Data supplied:
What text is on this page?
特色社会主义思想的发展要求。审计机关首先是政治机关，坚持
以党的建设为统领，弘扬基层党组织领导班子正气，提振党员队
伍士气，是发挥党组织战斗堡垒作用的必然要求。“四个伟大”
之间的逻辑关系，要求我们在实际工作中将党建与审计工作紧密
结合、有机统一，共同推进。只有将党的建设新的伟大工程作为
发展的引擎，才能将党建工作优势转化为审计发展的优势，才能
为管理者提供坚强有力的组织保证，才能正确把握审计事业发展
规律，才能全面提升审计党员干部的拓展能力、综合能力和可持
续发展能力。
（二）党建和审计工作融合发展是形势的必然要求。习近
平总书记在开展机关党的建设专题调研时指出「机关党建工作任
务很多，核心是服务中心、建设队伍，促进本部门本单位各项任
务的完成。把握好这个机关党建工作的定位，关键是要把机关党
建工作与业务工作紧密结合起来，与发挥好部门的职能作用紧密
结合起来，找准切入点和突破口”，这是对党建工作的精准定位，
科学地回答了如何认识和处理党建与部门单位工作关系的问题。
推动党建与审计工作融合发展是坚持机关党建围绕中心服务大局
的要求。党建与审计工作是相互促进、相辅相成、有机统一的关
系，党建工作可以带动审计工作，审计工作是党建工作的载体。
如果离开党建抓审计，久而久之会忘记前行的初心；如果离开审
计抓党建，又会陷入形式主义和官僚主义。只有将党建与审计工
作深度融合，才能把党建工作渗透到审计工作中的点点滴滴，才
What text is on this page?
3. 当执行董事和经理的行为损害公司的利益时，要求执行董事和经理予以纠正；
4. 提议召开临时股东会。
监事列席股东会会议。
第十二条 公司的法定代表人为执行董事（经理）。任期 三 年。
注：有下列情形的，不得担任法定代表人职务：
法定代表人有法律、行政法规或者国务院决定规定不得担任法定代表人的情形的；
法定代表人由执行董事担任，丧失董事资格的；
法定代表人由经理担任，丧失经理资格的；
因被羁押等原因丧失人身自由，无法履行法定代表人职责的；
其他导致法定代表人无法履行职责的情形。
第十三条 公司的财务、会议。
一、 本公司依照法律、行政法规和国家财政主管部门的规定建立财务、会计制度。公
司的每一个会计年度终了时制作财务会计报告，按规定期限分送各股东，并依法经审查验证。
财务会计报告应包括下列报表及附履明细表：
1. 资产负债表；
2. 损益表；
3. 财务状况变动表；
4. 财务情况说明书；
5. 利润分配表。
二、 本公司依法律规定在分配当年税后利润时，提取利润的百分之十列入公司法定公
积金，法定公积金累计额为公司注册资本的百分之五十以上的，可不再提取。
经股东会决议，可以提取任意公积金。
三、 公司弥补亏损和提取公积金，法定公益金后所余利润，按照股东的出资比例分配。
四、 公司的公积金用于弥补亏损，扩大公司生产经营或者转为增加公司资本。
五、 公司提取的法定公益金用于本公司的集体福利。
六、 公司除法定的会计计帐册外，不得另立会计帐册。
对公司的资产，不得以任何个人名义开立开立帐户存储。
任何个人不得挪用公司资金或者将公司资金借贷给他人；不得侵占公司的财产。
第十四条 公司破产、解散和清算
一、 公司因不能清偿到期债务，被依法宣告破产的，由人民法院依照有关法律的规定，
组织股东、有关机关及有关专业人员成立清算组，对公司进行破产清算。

Exercise brief: Emit the records above again, exactly, with no line skipped.

Solution below:
What text is on this page?
特色社会主义思想的发展要求。审计机关首先是政治机关，坚持
以党的建设为统领，弘扬基层党组织领导班子正气，提振党员队
伍士气，是发挥党组织战斗堡垒作用的必然要求。“四个伟大”
之间的逻辑关系，要求我们在实际工作中将党建与审计工作紧密
结合、有机统一，共同推进。只有将党的建设新的伟大工程作为
发展的引擎，才能将党建工作优势转化为审计发展的优势，才能
为管理者提供坚强有力的组织保证，才能正确把握审计事业发展
规律，才能全面提升审计党员干部的拓展能力、综合能力和可持
续发展能力。
（二）党建和审计工作融合发展是形势的必然要求。习近
平总书记在开展机关党的建设专题调研时指出「机关党建工作任
务很多，核心是服务中心、建设队伍，促进本部门本单位各项任
务的完成。把握好这个机关党建工作的定位，关键是要把机关党
建工作与业务工作紧密结合起来，与发挥好部门的职能作用紧密
结合起来，找准切入点和突破口”，这是对党建工作的精准定位，
科学地回答了如何认识和处理党建与部门单位工作关系的问题。
推动党建与审计工作融合发展是坚持机关党建围绕中心服务大局
的要求。党建与审计工作是相互促进、相辅相成、有机统一的关
系，党建工作可以带动审计工作，审计工作是党建工作的载体。
如果离开党建抓审计，久而久之会忘记前行的初心；如果离开审
计抓党建，又会陷入形式主义和官僚主义。只有将党建与审计工
作深度融合，才能把党建工作渗透到审计工作中的点点滴滴，才
What text is on this page?
3. 当执行董事和经理的行为损害公司的利益时，要求执行董事和经理予以纠正；
4. 提议召开临时股东会。
监事列席股东会会议。
第十二条 公司的法定代表人为执行董事（经理）。任期 三 年。
注：有下列情形的，不得担任法定代表人职务：
法定代表人有法律、行政法规或者国务院决定规定不得担任法定代表人的情形的；
法定代表人由执行董事担任，丧失董事资格的；
法定代表人由经理担任，丧失经理资格的；
因被羁押等原因丧失人身自由，无法履行法定代表人职责的；
其他导致法定代表人无法履行职责的情形。
第十三条 公司的财务、会议。
一、 本公司依照法律、行政法规和国家财政主管部门的规定建立财务、会计制度。公
司的每一个会计年度终了时制作财务会计报告，按规定期限分送各股东，并依法经审查验证。
财务会计报告应包括下列报表及附履明细表：
1. 资产负债表；
2. 损益表；
3. 财务状况变动表；
4. 财务情况说明书；
5. 利润分配表。
二、 本公司依法律规定在分配当年税后利润时，提取利润的百分之十列入公司法定公
积金，法定公积金累计额为公司注册资本的百分之五十以上的，可不再提取。
经股东会决议，可以提取任意公积金。
三、 公司弥补亏损和提取公积金，法定公益金后所余利润，按照股东的出资比例分配。
四、 公司的公积金用于弥补亏损，扩大公司生产经营或者转为增加公司资本。
五、 公司提取的法定公益金用于本公司的集体福利。
六、 公司除法定的会计计帐册外，不得另立会计帐册。
对公司的资产，不得以任何个人名义开立开立帐户存储。
任何个人不得挪用公司资金或者将公司资金借贷给他人；不得侵占公司的财产。
第十四条 公司破产、解散和清算
一、 公司因不能清偿到期债务，被依法宣告破产的，由人民法院依照有关法律的规定，
组织股东、有关机关及有关专业人员成立清算组，对公司进行破产清算。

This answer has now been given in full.